══ Records supplied
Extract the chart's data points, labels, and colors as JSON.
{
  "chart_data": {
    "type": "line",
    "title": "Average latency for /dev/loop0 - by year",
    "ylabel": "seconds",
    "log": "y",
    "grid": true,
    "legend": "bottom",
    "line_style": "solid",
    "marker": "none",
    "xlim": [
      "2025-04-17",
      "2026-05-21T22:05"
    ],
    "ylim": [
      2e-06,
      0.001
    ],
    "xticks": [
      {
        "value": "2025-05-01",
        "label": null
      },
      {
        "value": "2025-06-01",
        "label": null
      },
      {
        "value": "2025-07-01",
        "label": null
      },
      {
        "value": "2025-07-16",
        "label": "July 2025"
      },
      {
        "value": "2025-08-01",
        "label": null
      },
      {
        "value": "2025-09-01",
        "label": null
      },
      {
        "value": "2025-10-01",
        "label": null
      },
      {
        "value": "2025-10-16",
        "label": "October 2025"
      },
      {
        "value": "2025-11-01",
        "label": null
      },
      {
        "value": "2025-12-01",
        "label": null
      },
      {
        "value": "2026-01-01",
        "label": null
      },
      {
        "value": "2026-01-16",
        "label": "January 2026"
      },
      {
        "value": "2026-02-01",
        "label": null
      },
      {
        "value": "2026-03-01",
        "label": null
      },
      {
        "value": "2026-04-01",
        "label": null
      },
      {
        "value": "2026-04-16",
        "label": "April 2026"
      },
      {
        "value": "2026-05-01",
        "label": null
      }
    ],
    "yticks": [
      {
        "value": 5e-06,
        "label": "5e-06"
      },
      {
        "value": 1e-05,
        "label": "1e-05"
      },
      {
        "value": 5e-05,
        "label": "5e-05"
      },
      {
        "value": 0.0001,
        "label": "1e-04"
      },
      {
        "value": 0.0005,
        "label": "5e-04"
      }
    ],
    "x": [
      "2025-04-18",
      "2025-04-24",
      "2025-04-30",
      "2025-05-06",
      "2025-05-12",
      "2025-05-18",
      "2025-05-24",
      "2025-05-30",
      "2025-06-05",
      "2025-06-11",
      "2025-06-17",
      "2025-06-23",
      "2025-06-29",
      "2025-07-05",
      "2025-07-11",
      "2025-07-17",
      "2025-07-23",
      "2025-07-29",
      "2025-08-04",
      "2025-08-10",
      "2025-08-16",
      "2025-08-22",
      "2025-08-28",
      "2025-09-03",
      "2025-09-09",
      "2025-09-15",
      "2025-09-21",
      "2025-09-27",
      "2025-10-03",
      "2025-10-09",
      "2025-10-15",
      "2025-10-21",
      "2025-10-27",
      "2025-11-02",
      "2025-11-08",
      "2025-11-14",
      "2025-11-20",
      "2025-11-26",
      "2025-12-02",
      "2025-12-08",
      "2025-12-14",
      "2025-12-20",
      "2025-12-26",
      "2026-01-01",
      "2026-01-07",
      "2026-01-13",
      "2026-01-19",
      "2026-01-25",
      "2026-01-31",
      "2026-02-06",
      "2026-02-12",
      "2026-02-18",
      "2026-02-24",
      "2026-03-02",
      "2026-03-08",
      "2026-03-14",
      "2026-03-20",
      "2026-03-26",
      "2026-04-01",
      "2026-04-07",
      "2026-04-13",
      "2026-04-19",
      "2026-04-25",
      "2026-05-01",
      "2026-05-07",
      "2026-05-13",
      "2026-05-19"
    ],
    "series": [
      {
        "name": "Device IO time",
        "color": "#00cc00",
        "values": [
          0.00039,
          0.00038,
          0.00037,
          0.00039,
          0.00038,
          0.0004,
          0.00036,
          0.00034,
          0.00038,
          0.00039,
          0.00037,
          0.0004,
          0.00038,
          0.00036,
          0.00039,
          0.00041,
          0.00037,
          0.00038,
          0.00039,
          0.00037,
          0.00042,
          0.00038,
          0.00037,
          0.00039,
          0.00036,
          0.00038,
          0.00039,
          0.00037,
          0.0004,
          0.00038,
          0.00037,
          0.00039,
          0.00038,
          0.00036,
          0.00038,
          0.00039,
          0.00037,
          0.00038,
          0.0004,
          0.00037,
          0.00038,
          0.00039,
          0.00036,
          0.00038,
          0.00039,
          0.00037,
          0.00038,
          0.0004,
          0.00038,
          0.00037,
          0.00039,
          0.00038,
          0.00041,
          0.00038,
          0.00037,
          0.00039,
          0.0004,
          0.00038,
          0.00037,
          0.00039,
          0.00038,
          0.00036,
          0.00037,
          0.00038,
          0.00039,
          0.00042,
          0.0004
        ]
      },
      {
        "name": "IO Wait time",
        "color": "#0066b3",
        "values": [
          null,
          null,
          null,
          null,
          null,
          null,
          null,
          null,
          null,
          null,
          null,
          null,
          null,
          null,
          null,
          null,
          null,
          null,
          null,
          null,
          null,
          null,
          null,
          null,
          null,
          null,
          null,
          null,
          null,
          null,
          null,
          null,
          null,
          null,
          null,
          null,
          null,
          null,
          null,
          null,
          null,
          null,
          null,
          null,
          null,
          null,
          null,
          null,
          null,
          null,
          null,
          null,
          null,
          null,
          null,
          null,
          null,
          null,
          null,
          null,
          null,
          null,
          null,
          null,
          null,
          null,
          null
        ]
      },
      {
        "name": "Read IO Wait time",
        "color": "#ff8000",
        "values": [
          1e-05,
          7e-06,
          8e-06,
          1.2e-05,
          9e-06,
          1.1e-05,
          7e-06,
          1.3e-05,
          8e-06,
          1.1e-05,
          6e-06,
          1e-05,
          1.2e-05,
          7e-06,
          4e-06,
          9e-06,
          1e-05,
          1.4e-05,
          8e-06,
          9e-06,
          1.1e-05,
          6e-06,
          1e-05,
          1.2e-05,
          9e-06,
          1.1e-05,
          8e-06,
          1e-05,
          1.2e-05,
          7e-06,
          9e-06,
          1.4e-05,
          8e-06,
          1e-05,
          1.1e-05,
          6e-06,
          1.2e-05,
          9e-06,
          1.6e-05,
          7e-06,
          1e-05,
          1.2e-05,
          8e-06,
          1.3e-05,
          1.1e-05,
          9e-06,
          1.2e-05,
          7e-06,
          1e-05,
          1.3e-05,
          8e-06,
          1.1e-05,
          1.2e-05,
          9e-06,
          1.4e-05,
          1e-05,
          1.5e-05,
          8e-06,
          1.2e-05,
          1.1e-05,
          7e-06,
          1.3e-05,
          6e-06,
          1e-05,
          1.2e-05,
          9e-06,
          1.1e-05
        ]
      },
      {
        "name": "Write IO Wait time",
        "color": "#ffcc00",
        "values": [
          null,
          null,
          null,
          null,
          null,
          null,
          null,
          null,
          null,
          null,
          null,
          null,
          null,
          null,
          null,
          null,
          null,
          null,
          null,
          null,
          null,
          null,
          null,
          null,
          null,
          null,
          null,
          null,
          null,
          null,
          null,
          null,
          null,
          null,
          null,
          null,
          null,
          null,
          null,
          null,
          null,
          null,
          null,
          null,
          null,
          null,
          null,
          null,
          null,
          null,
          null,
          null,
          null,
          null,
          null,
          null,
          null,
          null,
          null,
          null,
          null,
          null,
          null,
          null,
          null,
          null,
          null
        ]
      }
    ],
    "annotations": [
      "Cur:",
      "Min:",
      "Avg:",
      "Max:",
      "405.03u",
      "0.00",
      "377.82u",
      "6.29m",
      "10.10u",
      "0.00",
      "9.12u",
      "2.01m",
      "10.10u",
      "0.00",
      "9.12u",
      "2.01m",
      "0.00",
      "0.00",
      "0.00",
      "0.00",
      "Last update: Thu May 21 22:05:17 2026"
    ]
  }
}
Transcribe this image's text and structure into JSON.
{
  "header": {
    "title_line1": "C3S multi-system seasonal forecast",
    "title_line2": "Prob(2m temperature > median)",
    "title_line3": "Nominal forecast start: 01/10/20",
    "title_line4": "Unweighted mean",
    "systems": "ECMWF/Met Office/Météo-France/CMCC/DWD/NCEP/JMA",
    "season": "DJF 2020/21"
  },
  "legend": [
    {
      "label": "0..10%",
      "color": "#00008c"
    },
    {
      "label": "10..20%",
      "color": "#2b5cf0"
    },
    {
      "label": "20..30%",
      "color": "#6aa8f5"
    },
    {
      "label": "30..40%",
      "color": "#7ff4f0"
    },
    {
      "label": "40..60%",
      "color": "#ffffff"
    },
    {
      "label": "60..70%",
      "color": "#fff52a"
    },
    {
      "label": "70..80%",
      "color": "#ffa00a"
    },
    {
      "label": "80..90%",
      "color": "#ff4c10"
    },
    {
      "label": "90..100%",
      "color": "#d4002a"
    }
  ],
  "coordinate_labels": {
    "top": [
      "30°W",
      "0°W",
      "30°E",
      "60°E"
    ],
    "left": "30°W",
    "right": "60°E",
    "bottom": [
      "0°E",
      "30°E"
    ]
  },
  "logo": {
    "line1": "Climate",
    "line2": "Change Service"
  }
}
════
*Do this*
Show all lines from the records above where the word "Wait" occurs.

*Finished exercise*
        "name": "IO Wait time",
        "name": "Read IO Wait time",
        "name": "Write IO Wait time",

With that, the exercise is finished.